* [Do this] Copy every line in the records below that contains the word "frac".

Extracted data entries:
(begin)
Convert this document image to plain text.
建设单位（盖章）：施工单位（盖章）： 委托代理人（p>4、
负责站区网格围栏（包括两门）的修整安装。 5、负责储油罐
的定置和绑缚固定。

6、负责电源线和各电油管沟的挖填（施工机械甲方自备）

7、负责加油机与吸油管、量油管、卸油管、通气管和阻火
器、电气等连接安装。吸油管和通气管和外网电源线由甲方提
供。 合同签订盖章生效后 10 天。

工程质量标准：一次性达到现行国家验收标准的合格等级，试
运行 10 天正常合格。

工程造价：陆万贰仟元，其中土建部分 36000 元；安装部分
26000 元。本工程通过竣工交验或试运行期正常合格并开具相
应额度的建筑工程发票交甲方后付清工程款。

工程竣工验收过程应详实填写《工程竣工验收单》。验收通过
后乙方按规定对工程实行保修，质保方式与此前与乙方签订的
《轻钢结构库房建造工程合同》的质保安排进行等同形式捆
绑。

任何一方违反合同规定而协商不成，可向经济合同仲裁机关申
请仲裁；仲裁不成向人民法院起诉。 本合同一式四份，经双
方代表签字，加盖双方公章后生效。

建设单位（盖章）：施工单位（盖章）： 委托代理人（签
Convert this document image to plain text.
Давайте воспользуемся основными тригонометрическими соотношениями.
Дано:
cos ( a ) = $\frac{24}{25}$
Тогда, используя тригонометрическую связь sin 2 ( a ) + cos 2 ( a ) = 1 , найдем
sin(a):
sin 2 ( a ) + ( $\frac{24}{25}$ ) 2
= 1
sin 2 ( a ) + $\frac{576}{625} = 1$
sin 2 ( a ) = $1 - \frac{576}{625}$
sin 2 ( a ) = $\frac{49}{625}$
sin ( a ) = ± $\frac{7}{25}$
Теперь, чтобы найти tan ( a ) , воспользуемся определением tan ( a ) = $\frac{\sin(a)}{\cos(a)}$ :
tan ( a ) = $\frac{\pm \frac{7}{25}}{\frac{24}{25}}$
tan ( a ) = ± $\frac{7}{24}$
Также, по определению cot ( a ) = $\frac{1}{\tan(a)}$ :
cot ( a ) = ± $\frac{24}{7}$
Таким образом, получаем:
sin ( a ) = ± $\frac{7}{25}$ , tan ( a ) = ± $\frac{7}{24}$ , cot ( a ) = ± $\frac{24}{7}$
(end)
* [Task response]
cos ( a ) = $\frac{24}{25}$
sin 2 ( a ) + ( $\frac{24}{25}$ ) 2
sin 2 ( a ) + $\frac{576}{625} = 1$
sin 2 ( a ) = $1 - \frac{576}{625}$
sin 2 ( a ) = $\frac{49}{625}$
sin ( a ) = ± $\frac{7}{25}$
Теперь, чтобы найти tan ( a ) , воспользуемся определением tan ( a ) = $\frac{\sin(a)}{\cos(a)}$ :
tan ( a ) = $\frac{\pm \frac{7}{25}}{\frac{24}{25}}$
tan ( a ) = ± $\frac{7}{24}$
Также, по определению cot ( a ) = $\frac{1}{\tan(a)}$ :
cot ( a ) = ± $\frac{24}{7}$
sin ( a ) = ± $\frac{7}{25}$ , tan ( a ) = ± $\frac{7}{24}$ , cot ( a ) = ± $\frac{24}{7}$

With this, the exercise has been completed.